- REQUIREMENT: Below, find each line holding "mention" and state how many there are, using the number alone.

- Stored records:

═══

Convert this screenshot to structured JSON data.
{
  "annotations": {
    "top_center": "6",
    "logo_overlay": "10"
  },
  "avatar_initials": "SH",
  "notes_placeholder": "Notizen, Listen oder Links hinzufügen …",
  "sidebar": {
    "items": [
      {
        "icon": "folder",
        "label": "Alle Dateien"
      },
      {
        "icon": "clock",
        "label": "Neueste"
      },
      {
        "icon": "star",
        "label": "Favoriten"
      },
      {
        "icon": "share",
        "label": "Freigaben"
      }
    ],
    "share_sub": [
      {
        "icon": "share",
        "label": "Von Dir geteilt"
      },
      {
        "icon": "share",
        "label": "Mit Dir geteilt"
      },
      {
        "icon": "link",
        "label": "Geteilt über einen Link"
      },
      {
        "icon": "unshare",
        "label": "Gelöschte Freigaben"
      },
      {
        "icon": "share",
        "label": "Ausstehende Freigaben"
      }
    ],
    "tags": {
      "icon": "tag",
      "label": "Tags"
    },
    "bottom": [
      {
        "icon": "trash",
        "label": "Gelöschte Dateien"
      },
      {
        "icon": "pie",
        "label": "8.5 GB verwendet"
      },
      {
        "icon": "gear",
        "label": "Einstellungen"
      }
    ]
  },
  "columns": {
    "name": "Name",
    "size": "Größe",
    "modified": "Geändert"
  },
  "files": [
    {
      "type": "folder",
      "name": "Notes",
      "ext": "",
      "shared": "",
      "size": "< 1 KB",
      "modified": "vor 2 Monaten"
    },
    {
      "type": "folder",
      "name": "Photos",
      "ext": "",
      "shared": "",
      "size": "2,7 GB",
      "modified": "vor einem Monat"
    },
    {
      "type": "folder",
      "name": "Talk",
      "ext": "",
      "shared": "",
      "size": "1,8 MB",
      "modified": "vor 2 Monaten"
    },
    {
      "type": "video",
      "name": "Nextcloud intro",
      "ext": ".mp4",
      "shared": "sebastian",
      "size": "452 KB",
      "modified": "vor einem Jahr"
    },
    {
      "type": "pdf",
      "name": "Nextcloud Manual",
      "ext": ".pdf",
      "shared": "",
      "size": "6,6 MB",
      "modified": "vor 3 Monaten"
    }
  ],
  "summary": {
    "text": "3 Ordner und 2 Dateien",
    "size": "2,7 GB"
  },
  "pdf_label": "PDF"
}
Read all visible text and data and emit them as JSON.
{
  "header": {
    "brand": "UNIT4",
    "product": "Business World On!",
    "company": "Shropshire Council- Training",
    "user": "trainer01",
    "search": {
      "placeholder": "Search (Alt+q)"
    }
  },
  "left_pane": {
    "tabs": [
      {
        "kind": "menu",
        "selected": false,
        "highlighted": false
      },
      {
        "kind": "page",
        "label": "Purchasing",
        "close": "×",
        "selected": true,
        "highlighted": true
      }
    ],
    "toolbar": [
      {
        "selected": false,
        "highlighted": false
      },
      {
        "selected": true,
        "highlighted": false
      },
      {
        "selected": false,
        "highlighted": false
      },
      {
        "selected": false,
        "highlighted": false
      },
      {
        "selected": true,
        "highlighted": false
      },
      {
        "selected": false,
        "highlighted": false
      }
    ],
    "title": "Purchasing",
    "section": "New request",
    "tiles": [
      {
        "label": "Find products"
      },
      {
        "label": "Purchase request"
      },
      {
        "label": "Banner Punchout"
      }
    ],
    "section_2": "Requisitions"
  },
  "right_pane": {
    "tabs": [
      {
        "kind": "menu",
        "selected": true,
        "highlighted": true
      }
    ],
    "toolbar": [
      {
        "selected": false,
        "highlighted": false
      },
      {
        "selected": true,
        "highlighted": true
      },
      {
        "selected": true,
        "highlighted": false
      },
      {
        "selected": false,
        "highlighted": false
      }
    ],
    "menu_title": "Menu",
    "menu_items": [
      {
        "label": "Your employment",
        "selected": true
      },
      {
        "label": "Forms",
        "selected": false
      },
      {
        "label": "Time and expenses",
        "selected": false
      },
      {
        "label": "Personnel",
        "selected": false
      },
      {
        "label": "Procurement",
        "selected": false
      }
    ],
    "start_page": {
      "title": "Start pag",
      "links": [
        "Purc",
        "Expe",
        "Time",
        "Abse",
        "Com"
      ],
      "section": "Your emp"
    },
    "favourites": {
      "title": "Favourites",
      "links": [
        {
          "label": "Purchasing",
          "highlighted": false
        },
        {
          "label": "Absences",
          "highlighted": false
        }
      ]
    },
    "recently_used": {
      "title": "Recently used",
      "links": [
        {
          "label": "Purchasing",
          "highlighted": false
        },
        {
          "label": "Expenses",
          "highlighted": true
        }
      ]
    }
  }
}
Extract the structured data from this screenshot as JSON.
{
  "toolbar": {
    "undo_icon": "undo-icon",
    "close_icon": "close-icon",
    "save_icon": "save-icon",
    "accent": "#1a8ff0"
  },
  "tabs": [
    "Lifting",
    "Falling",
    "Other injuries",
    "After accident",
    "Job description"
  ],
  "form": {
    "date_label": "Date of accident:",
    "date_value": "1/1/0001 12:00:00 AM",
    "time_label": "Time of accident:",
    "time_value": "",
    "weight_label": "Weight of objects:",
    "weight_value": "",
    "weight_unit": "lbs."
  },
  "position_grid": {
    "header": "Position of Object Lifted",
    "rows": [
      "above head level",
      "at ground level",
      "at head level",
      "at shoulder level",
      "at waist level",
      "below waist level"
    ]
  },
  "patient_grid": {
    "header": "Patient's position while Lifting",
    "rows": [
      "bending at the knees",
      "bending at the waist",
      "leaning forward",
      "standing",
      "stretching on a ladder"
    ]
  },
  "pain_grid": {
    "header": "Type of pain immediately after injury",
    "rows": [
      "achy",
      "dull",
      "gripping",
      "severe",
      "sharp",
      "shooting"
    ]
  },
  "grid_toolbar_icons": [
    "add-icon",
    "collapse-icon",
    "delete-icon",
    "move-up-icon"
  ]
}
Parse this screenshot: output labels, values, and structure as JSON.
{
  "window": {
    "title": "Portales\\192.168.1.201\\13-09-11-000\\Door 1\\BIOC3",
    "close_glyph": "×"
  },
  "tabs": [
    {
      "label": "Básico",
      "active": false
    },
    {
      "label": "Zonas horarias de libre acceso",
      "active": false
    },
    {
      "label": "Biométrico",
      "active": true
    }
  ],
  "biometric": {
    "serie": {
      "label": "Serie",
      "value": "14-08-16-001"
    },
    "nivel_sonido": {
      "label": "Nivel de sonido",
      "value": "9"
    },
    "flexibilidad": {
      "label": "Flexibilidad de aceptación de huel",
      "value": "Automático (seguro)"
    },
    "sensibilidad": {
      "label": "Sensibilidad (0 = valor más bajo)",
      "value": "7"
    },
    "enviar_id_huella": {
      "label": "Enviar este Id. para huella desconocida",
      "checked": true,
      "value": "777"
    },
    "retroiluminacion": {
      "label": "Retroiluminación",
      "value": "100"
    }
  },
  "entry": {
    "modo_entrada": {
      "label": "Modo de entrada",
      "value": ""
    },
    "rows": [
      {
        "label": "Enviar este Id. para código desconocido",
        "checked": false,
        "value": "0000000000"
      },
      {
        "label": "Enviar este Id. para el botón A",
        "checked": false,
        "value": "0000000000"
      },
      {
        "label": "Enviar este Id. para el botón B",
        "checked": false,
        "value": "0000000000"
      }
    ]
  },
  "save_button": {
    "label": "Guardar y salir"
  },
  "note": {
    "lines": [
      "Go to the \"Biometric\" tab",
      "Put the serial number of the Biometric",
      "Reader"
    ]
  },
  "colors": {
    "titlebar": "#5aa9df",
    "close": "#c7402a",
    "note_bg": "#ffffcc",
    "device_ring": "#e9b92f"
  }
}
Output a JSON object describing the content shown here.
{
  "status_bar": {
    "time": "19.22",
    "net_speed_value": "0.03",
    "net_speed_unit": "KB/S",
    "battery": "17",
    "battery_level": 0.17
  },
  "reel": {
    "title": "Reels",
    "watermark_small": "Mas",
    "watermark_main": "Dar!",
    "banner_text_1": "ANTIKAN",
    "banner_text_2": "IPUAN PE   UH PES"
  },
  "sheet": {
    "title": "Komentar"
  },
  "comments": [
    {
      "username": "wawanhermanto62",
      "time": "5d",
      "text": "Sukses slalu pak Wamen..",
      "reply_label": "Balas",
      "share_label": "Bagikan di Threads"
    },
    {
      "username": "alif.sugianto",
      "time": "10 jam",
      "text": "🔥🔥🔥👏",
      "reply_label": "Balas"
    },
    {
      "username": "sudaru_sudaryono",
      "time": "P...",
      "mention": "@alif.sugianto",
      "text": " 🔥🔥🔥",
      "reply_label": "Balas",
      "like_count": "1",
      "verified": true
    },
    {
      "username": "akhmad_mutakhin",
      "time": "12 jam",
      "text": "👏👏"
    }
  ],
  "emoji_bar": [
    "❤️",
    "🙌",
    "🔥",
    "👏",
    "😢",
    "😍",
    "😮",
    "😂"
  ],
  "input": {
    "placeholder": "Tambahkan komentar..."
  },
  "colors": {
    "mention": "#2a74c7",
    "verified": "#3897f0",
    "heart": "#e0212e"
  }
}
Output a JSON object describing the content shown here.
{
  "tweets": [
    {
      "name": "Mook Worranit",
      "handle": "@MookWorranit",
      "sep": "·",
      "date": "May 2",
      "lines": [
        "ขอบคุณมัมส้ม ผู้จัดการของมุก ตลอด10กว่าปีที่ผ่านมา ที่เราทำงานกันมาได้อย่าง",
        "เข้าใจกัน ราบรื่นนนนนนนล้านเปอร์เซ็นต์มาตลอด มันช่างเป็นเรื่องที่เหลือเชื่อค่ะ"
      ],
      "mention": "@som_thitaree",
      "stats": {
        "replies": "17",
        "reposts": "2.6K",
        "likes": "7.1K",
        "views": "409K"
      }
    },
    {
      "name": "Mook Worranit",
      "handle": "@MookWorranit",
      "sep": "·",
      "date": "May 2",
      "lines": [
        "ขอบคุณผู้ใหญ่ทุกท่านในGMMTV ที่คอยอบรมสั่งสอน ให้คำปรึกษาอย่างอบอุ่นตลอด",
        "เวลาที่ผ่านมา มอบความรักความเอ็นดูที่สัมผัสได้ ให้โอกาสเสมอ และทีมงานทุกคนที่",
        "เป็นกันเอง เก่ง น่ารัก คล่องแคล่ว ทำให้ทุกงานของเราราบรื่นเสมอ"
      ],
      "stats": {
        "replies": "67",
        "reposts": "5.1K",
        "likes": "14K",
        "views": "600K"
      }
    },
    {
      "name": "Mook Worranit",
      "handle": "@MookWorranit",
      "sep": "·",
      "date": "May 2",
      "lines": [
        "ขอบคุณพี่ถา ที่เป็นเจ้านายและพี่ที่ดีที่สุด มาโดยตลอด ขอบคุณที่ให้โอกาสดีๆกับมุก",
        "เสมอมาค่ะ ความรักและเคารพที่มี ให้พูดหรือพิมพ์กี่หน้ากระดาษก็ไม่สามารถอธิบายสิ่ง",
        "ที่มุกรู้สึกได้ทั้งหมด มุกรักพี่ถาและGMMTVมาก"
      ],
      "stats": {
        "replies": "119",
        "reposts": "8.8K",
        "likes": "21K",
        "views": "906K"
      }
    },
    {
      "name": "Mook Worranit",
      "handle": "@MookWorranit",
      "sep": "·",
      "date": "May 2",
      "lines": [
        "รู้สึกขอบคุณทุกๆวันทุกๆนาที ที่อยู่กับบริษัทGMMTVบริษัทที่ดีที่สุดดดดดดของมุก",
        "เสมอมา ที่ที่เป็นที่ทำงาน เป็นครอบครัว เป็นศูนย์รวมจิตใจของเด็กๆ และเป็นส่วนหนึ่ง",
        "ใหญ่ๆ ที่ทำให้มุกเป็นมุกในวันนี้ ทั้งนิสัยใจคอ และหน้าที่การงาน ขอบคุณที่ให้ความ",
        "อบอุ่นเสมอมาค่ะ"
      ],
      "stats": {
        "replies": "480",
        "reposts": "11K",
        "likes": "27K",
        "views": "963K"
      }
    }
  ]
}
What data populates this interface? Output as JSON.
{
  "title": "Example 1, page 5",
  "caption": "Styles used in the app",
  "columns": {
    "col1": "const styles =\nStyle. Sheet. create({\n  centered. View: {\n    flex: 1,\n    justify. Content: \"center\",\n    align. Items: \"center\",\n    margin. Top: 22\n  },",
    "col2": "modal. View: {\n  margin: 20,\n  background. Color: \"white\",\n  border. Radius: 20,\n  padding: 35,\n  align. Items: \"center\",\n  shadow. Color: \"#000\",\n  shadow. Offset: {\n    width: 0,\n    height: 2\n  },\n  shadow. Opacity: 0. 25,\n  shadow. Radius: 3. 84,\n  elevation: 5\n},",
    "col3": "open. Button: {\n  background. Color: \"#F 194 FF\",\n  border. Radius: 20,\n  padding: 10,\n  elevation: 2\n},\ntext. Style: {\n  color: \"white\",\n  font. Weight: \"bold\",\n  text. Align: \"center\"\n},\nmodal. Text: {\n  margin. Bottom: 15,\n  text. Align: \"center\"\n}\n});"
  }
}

═══

- RESPONSE: 3